* **THE DATA**:
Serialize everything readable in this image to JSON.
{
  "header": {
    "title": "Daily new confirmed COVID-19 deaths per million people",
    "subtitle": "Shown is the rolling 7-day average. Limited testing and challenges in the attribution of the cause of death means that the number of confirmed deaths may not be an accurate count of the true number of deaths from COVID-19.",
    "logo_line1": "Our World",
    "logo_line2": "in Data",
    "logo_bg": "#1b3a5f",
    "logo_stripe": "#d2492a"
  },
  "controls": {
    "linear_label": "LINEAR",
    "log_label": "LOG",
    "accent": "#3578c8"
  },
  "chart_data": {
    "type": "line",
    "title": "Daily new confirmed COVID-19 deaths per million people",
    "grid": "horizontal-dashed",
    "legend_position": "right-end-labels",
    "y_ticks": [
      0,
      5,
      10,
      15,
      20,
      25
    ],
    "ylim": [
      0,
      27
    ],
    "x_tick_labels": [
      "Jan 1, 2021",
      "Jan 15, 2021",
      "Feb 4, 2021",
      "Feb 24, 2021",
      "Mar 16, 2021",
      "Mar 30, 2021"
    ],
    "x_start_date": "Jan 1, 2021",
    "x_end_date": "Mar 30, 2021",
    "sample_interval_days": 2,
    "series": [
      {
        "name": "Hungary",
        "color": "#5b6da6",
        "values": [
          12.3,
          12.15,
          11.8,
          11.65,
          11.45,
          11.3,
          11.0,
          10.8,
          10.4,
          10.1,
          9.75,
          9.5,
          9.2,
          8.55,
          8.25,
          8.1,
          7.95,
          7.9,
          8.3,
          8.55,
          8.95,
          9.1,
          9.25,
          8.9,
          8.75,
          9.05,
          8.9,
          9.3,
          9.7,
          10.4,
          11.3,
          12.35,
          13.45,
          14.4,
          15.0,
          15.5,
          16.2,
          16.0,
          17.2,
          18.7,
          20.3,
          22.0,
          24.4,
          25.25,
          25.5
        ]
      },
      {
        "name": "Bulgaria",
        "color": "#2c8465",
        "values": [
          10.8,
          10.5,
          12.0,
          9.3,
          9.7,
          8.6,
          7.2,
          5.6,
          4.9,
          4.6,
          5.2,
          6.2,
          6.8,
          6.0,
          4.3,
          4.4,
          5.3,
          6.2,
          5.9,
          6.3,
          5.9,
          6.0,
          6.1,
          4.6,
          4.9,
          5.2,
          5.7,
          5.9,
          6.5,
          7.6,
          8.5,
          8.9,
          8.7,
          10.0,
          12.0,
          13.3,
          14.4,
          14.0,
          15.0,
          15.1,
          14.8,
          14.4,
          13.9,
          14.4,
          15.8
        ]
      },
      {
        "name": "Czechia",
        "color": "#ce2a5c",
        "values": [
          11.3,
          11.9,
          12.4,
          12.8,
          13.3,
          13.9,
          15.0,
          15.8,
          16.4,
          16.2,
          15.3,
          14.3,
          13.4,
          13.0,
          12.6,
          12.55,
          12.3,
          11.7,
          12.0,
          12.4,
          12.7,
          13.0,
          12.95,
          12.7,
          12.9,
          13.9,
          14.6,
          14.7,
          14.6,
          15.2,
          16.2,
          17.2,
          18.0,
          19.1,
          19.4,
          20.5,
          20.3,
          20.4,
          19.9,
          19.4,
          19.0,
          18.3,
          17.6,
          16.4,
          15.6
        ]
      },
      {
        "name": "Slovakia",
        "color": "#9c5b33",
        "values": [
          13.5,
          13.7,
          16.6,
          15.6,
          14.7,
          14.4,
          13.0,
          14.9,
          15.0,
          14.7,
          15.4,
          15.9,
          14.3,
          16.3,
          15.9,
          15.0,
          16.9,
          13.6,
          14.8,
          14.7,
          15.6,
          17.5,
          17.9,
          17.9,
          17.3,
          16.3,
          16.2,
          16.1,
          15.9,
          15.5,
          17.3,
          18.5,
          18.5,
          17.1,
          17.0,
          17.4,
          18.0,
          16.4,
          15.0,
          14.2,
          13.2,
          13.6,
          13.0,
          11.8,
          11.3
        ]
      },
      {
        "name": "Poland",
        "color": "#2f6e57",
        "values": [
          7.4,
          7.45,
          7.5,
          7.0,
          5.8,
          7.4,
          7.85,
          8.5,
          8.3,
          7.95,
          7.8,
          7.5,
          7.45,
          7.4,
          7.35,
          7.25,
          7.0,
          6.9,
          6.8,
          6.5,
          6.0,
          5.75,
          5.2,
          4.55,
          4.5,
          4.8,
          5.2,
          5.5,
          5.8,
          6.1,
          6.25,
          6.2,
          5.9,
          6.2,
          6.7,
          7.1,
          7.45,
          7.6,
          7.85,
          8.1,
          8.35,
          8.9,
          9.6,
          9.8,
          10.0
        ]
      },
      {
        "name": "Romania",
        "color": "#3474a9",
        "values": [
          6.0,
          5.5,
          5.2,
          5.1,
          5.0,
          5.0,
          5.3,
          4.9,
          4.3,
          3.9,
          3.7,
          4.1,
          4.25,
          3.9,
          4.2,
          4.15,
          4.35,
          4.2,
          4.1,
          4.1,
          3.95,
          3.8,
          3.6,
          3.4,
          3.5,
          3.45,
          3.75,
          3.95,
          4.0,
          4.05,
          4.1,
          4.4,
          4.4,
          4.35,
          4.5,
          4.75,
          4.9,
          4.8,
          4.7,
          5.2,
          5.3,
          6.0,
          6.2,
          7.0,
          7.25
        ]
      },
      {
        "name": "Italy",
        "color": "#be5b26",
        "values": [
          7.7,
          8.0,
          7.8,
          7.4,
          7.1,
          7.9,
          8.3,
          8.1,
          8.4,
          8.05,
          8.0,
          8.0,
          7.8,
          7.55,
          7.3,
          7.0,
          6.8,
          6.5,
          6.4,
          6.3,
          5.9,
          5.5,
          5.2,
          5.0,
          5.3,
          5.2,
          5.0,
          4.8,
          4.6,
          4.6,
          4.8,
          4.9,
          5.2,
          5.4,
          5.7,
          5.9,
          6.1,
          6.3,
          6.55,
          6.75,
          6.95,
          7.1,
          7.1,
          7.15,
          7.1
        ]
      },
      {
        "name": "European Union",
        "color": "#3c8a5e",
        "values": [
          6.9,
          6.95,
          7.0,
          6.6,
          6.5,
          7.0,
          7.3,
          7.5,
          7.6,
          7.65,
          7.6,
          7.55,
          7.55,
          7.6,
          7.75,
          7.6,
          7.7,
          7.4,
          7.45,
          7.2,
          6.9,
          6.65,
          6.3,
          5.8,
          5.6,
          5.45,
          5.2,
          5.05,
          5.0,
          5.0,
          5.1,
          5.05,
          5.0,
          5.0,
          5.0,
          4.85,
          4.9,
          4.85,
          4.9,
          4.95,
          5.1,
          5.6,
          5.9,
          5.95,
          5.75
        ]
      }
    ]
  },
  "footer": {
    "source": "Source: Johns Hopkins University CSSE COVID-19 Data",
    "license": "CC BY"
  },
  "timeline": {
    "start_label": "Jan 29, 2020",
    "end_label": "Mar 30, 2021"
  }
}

* **DO THIS**:
Would you reproduce all the entries exactly?

* **REPLY TO THE TASK**:
Serialize everything readable in this image to JSON.
{
  "header": {
    "title": "Daily new confirmed COVID-19 deaths per million people",
    "subtitle": "Shown is the rolling 7-day average. Limited testing and challenges in the attribution of the cause of death means that the number of confirmed deaths may not be an accurate count of the true number of deaths from COVID-19.",
    "logo_line1": "Our World",
    "logo_line2": "in Data",
    "logo_bg": "#1b3a5f",
    "logo_stripe": "#d2492a"
  },
  "controls": {
    "linear_label": "LINEAR",
    "log_label": "LOG",
    "accent": "#3578c8"
  },
  "chart_data": {
    "type": "line",
    "title": "Daily new confirmed COVID-19 deaths per million people",
    "grid": "horizontal-dashed",
    "legend_position": "right-end-labels",
    "y_ticks": [
      0,
      5,
      10,
      15,
      20,
      25
    ],
    "ylim": [
      0,
      27
    ],
    "x_tick_labels": [
      "Jan 1, 2021",
      "Jan 15, 2021",
      "Feb 4, 2021",
      "Feb 24, 2021",
      "Mar 16, 2021",
      "Mar 30, 2021"
    ],
    "x_start_date": "Jan 1, 2021",
    "x_end_date": "Mar 30, 2021",
    "sample_interval_days": 2,
    "series": [
      {
        "name": "Hungary",
        "color": "#5b6da6",
        "values": [
          12.3,
          12.15,
          11.8,
          11.65,
          11.45,
          11.3,
          11.0,
          10.8,
          10.4,
          10.1,
          9.75,
          9.5,
          9.2,
          8.55,
          8.25,
          8.1,
          7.95,
          7.9,
          8.3,
          8.55,
          8.95,
          9.1,
          9.25,
          8.9,
          8.75,
          9.05,
          8.9,
          9.3,
          9.7,
          10.4,
          11.3,
          12.35,
          13.45,
          14.4,
          15.0,
          15.5,
          16.2,
          16.0,
          17.2,
          18.7,
          20.3,
          22.0,
          24.4,
          25.25,
          25.5
        ]
      },
      {
        "name": "Bulgaria",
        "color": "#2c8465",
        "values": [
          10.8,
          10.5,
          12.0,
          9.3,
          9.7,
          8.6,
          7.2,
          5.6,
          4.9,
          4.6,
          5.2,
          6.2,
          6.8,
          6.0,
          4.3,
          4.4,
          5.3,
          6.2,
          5.9,
          6.3,
          5.9,
          6.0,
          6.1,
          4.6,
          4.9,
          5.2,
          5.7,
          5.9,
          6.5,
          7.6,
          8.5,
          8.9,
          8.7,
          10.0,
          12.0,
          13.3,
          14.4,
          14.0,
          15.0,
          15.1,
          14.8,
          14.4,
          13.9,
          14.4,
          15.8
        ]
      },
      {
        "name": "Czechia",
        "color": "#ce2a5c",
        "values": [
          11.3,
          11.9,
          12.4,
          12.8,
          13.3,
          13.9,
          15.0,
          15.8,
          16.4,
          16.2,
          15.3,
          14.3,
          13.4,
          13.0,
          12.6,
          12.55,
          12.3,
          11.7,
          12.0,
          12.4,
          12.7,
          13.0,
          12.95,
          12.7,
          12.9,
          13.9,
          14.6,
          14.7,
          14.6,
          15.2,
          16.2,
          17.2,
          18.0,
          19.1,
          19.4,
          20.5,
          20.3,
          20.4,
          19.9,
          19.4,
          19.0,
          18.3,
          17.6,
          16.4,
          15.6
        ]
      },
      {
        "name": "Slovakia",
        "color": "#9c5b33",
        "values": [
          13.5,
          13.7,
          16.6,
          15.6,
          14.7,
          14.4,
          13.0,
          14.9,
          15.0,
          14.7,
          15.4,
          15.9,
          14.3,
          16.3,
          15.9,
          15.0,
          16.9,
          13.6,
          14.8,
          14.7,
          15.6,
          17.5,
          17.9,
          17.9,
          17.3,
          16.3,
          16.2,
          16.1,
          15.9,
          15.5,
          17.3,
          18.5,
          18.5,
          17.1,
          17.0,
          17.4,
          18.0,
          16.4,
          15.0,
          14.2,
          13.2,
          13.6,
          13.0,
          11.8,
          11.3
        ]
      },
      {
        "name": "Poland",
        "color": "#2f6e57",
        "values": [
          7.4,
          7.45,
          7.5,
          7.0,
          5.8,
          7.4,
          7.85,
          8.5,
          8.3,
          7.95,
          7.8,
          7.5,
          7.45,
          7.4,
          7.35,
          7.25,
          7.0,
          6.9,
          6.8,
          6.5,
          6.0,
          5.75,
          5.2,
          4.55,
          4.5,
          4.8,
          5.2,
          5.5,
          5.8,
          6.1,
          6.25,
          6.2,
          5.9,
          6.2,
          6.7,
          7.1,
          7.45,
          7.6,
          7.85,
          8.1,
          8.35,
          8.9,
          9.6,
          9.8,
          10.0
        ]
      },
      {
        "name": "Romania",
        "color": "#3474a9",
        "values": [
          6.0,
          5.5,
          5.2,
          5.1,
          5.0,
          5.0,
          5.3,
          4.9,
          4.3,
          3.9,
          3.7,
          4.1,
          4.25,
          3.9,
          4.2,
          4.15,
          4.35,
          4.2,
          4.1,
          4.1,
          3.95,
          3.8,
          3.6,
          3.4,
          3.5,
          3.45,
          3.75,
          3.95,
          4.0,
          4.05,
          4.1,
          4.4,
          4.4,
          4.35,
          4.5,
          4.75,
          4.9,
          4.8,
          4.7,
          5.2,
          5.3,
          6.0,
          6.2,
          7.0,
          7.25
        ]
      },
      {
        "name": "Italy",
        "color": "#be5b26",
        "values": [
          7.7,
          8.0,
          7.8,
          7.4,
          7.1,
          7.9,
          8.3,
          8.1,
          8.4,
          8.05,
          8.0,
          8.0,
          7.8,
          7.55,
          7.3,
          7.0,
          6.8,
          6.5,
          6.4,
          6.3,
          5.9,
          5.5,
          5.2,
          5.0,
          5.3,
          5.2,
          5.0,
          4.8,
          4.6,
          4.6,
          4.8,
          4.9,
          5.2,
          5.4,
          5.7,
          5.9,
          6.1,
          6.3,
          6.55,
          6.75,
          6.95,
          7.1,
          7.1,
          7.15,
          7.1
        ]
      },
      {
        "name": "European Union",
        "color": "#3c8a5e",
        "values": [
          6.9,
          6.95,
          7.0,
          6.6,
          6.5,
          7.0,
          7.3,
          7.5,
          7.6,
          7.65,
          7.6,
          7.55,
          7.55,
          7.6,
          7.75,
          7.6,
          7.7,
          7.4,
          7.45,
          7.2,
          6.9,
          6.65,
          6.3,
          5.8,
          5.6,
          5.45,
          5.2,
          5.05,
          5.0,
          5.0,
          5.1,
          5.05,
          5.0,
          5.0,
          5.0,
          4.85,
          4.9,
          4.85,
          4.9,
          4.95,
          5.1,
          5.6,
          5.9,
          5.95,
          5.75
        ]
      }
    ]
  },
  "footer": {
    "source": "Source: Johns Hopkins University CSSE COVID-19 Data",
    "license": "CC BY"
  },
  "timeline": {
    "start_label": "Jan 29, 2020",
    "end_label": "Mar 30, 2021"
  }
}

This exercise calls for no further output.